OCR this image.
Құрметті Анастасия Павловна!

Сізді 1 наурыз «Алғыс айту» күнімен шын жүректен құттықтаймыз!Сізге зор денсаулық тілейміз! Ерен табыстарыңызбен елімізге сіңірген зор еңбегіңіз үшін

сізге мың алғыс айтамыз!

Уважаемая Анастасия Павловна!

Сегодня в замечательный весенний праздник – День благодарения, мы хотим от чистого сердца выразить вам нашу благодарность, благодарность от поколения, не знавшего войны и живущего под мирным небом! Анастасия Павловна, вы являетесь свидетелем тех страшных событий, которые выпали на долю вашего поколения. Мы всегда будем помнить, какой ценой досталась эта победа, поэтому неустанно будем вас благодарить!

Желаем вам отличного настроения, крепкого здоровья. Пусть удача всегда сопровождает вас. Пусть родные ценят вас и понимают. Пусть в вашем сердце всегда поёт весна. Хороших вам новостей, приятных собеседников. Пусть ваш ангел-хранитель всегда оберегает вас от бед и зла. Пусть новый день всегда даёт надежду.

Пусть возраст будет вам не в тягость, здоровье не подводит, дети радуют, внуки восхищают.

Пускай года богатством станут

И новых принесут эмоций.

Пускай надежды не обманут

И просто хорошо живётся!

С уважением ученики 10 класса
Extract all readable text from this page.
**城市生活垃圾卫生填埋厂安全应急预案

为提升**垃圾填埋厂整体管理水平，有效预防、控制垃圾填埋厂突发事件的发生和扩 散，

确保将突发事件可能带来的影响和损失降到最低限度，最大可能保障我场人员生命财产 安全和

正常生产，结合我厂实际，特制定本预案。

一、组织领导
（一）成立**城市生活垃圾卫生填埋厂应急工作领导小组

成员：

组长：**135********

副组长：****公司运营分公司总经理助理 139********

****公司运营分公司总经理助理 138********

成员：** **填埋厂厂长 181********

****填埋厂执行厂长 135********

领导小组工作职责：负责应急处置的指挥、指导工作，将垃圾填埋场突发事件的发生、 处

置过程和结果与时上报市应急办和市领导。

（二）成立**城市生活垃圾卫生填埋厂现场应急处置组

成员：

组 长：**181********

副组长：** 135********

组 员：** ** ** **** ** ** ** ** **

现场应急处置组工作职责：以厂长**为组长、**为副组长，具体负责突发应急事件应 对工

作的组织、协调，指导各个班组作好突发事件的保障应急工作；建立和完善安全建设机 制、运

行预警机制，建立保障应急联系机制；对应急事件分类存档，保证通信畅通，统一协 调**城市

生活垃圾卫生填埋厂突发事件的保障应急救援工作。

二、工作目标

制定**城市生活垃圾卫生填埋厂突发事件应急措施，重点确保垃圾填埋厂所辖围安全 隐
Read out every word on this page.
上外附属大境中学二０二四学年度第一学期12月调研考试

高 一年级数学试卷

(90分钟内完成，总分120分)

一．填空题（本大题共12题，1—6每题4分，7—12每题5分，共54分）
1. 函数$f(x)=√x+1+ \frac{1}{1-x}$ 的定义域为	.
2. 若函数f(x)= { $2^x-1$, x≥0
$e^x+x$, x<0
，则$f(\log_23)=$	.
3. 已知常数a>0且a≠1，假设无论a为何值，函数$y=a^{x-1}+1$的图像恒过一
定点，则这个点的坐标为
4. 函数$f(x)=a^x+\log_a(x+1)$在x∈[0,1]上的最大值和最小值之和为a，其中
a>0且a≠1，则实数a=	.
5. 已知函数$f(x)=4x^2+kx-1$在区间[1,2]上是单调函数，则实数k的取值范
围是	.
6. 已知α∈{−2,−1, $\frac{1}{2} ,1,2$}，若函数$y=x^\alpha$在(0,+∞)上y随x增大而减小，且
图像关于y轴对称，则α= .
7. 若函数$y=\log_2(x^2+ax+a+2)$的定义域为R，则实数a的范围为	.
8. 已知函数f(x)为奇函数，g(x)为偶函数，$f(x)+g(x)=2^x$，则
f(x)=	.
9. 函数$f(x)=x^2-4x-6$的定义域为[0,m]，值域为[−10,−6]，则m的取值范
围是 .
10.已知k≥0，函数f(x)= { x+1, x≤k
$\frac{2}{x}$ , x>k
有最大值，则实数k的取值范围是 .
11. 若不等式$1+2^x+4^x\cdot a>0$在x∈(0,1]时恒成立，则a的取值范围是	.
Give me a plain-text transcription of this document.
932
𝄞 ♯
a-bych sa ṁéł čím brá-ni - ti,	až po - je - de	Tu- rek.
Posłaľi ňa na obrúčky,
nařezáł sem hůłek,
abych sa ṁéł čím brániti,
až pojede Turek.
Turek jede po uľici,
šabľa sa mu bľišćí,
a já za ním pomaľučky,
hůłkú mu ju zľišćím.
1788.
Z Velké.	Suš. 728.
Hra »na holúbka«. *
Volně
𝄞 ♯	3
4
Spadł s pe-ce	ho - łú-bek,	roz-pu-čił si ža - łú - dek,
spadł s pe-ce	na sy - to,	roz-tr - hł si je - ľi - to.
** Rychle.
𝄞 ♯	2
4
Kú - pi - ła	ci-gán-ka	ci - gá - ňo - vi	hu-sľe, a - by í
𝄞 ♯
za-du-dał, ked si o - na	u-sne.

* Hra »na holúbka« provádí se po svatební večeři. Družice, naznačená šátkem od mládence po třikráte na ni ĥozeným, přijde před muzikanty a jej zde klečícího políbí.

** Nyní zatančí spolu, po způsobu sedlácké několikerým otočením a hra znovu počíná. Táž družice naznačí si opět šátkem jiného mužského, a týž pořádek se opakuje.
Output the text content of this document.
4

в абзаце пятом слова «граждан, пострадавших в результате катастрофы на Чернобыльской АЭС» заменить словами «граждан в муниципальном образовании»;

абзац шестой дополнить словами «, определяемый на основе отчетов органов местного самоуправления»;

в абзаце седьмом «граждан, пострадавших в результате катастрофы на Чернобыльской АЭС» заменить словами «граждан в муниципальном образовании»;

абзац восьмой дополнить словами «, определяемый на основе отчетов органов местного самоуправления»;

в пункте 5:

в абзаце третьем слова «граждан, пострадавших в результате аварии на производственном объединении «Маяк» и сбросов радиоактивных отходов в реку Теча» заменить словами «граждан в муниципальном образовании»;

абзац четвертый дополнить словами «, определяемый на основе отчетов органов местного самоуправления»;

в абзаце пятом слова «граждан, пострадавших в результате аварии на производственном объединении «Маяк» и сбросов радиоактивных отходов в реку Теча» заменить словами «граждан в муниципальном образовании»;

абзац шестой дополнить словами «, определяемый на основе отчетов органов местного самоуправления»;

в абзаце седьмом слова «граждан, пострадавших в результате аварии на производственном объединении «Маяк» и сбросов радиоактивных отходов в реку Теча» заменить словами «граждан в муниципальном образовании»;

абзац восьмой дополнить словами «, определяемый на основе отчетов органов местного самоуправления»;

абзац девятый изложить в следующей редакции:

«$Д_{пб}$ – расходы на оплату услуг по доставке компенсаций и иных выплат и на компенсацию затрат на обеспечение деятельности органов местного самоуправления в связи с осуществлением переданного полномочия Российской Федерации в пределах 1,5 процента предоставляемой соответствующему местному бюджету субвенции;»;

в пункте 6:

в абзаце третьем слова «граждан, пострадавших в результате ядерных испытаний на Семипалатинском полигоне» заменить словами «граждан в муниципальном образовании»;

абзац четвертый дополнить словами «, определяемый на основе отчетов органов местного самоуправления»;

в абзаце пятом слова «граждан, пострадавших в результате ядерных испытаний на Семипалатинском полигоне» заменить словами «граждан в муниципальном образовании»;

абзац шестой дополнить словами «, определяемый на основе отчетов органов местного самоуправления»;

════════════════════

## [Written instruction]
Quote all the records exactly, please, leaving none out.

## [Expected answer]
OCR this image.
Құрметті Анастасия Павловна!

Сізді 1 наурыз «Алғыс айту» күнімен шын жүректен құттықтаймыз!Сізге зор денсаулық тілейміз! Ерен табыстарыңызбен елімізге сіңірген зор еңбегіңіз үшін

сізге мың алғыс айтамыз!

Уважаемая Анастасия Павловна!

Сегодня в замечательный весенний праздник – День благодарения, мы хотим от чистого сердца выразить вам нашу благодарность, благодарность от поколения, не знавшего войны и живущего под мирным небом! Анастасия Павловна, вы являетесь свидетелем тех страшных событий, которые выпали на долю вашего поколения. Мы всегда будем помнить, какой ценой досталась эта победа, поэтому неустанно будем вас благодарить!

Желаем вам отличного настроения, крепкого здоровья. Пусть удача всегда сопровождает вас. Пусть родные ценят вас и понимают. Пусть в вашем сердце всегда поёт весна. Хороших вам новостей, приятных собеседников. Пусть ваш ангел-хранитель всегда оберегает вас от бед и зла. Пусть новый день всегда даёт надежду.

Пусть возраст будет вам не в тягость, здоровье не подводит, дети радуют, внуки восхищают.

Пускай года богатством станут

И новых принесут эмоций.

Пускай надежды не обманут

И просто хорошо живётся!

С уважением ученики 10 класса
Extract all readable text from this page.
**城市生活垃圾卫生填埋厂安全应急预案

为提升**垃圾填埋厂整体管理水平，有效预防、控制垃圾填埋厂突发事件的发生和扩 散，

确保将突发事件可能带来的影响和损失降到最低限度，最大可能保障我场人员生命财产 安全和

正常生产，结合我厂实际，特制定本预案。

一、组织领导
（一）成立**城市生活垃圾卫生填埋厂应急工作领导小组

成员：

组长：**135********

副组长：****公司运营分公司总经理助理 139********

****公司运营分公司总经理助理 138********

成员：** **填埋厂厂长 181********

****填埋厂执行厂长 135********

领导小组工作职责：负责应急处置的指挥、指导工作，将垃圾填埋场突发事件的发生、 处

置过程和结果与时上报市应急办和市领导。

（二）成立**城市生活垃圾卫生填埋厂现场应急处置组

成员：

组 长：**181********

副组长：** 135********

组 员：** ** ** **** ** ** ** ** **

现场应急处置组工作职责：以厂长**为组长、**为副组长，具体负责突发应急事件应 对工

作的组织、协调，指导各个班组作好突发事件的保障应急工作；建立和完善安全建设机 制、运

行预警机制，建立保障应急联系机制；对应急事件分类存档，保证通信畅通，统一协 调**城市

生活垃圾卫生填埋厂突发事件的保障应急救援工作。

二、工作目标

制定**城市生活垃圾卫生填埋厂突发事件应急措施，重点确保垃圾填埋厂所辖围安全 隐
Read out every word on this page.
上外附属大境中学二０二四学年度第一学期12月调研考试

高 一年级数学试卷

(90分钟内完成，总分120分)

一．填空题（本大题共12题，1—6每题4分，7—12每题5分，共54分）
1. 函数$f(x)=√x+1+ \frac{1}{1-x}$ 的定义域为	.
2. 若函数f(x)= { $2^x-1$, x≥0
$e^x+x$, x<0
，则$f(\log_23)=$	.
3. 已知常数a>0且a≠1，假设无论a为何值，函数$y=a^{x-1}+1$的图像恒过一
定点，则这个点的坐标为
4. 函数$f(x)=a^x+\log_a(x+1)$在x∈[0,1]上的最大值和最小值之和为a，其中
a>0且a≠1，则实数a=	.
5. 已知函数$f(x)=4x^2+kx-1$在区间[1,2]上是单调函数，则实数k的取值范
围是	.
6. 已知α∈{−2,−1, $\frac{1}{2} ,1,2$}，若函数$y=x^\alpha$在(0,+∞)上y随x增大而减小，且
图像关于y轴对称，则α= .
7. 若函数$y=\log_2(x^2+ax+a+2)$的定义域为R，则实数a的范围为	.
8. 已知函数f(x)为奇函数，g(x)为偶函数，$f(x)+g(x)=2^x$，则
f(x)=	.
9. 函数$f(x)=x^2-4x-6$的定义域为[0,m]，值域为[−10,−6]，则m的取值范
围是 .
10.已知k≥0，函数f(x)= { x+1, x≤k
$\frac{2}{x}$ , x>k
有最大值，则实数k的取值范围是 .
11. 若不等式$1+2^x+4^x\cdot a>0$在x∈(0,1]时恒成立，则a的取值范围是	.
Give me a plain-text transcription of this document.
932
𝄞 ♯
a-bych sa ṁéł čím brá-ni - ti,	až po - je - de	Tu- rek.
Posłaľi ňa na obrúčky,
nařezáł sem hůłek,
abych sa ṁéł čím brániti,
až pojede Turek.
Turek jede po uľici,
šabľa sa mu bľišćí,
a já za ním pomaľučky,
hůłkú mu ju zľišćím.
1788.
Z Velké.	Suš. 728.
Hra »na holúbka«. *
Volně
𝄞 ♯	3
4
Spadł s pe-ce	ho - łú-bek,	roz-pu-čił si ža - łú - dek,
spadł s pe-ce	na sy - to,	roz-tr - hł si je - ľi - to.
** Rychle.
𝄞 ♯	2
4
Kú - pi - ła	ci-gán-ka	ci - gá - ňo - vi	hu-sľe, a - by í
𝄞 ♯
za-du-dał, ked si o - na	u-sne.

* Hra »na holúbka« provádí se po svatební večeři. Družice, naznačená šátkem od mládence po třikráte na ni ĥozeným, přijde před muzikanty a jej zde klečícího políbí.

** Nyní zatančí spolu, po způsobu sedlácké několikerým otočením a hra znovu počíná. Táž družice naznačí si opět šátkem jiného mužského, a týž pořádek se opakuje.
Output the text content of this document.
4

в абзаце пятом слова «граждан, пострадавших в результате катастрофы на Чернобыльской АЭС» заменить словами «граждан в муниципальном образовании»;

абзац шестой дополнить словами «, определяемый на основе отчетов органов местного самоуправления»;

в абзаце седьмом «граждан, пострадавших в результате катастрофы на Чернобыльской АЭС» заменить словами «граждан в муниципальном образовании»;

абзац восьмой дополнить словами «, определяемый на основе отчетов органов местного самоуправления»;

в пункте 5:

в абзаце третьем слова «граждан, пострадавших в результате аварии на производственном объединении «Маяк» и сбросов радиоактивных отходов в реку Теча» заменить словами «граждан в муниципальном образовании»;

абзац четвертый дополнить словами «, определяемый на основе отчетов органов местного самоуправления»;

в абзаце пятом слова «граждан, пострадавших в результате аварии на производственном объединении «Маяк» и сбросов радиоактивных отходов в реку Теча» заменить словами «граждан в муниципальном образовании»;

абзац шестой дополнить словами «, определяемый на основе отчетов органов местного самоуправления»;

в абзаце седьмом слова «граждан, пострадавших в результате аварии на производственном объединении «Маяк» и сбросов радиоактивных отходов в реку Теча» заменить словами «граждан в муниципальном образовании»;

абзац восьмой дополнить словами «, определяемый на основе отчетов органов местного самоуправления»;

абзац девятый изложить в следующей редакции:

«$Д_{пб}$ – расходы на оплату услуг по доставке компенсаций и иных выплат и на компенсацию затрат на обеспечение деятельности органов местного самоуправления в связи с осуществлением переданного полномочия Российской Федерации в пределах 1,5 процента предоставляемой соответствующему местному бюджету субвенции;»;

в пункте 6:

в абзаце третьем слова «граждан, пострадавших в результате ядерных испытаний на Семипалатинском полигоне» заменить словами «граждан в муниципальном образовании»;

абзац четвертый дополнить словами «, определяемый на основе отчетов органов местного самоуправления»;

в абзаце пятом слова «граждан, пострадавших в результате ядерных испытаний на Семипалатинском полигоне» заменить словами «граждан в муниципальном образовании»;

абзац шестой дополнить словами «, определяемый на основе отчетов органов местного самоуправления»;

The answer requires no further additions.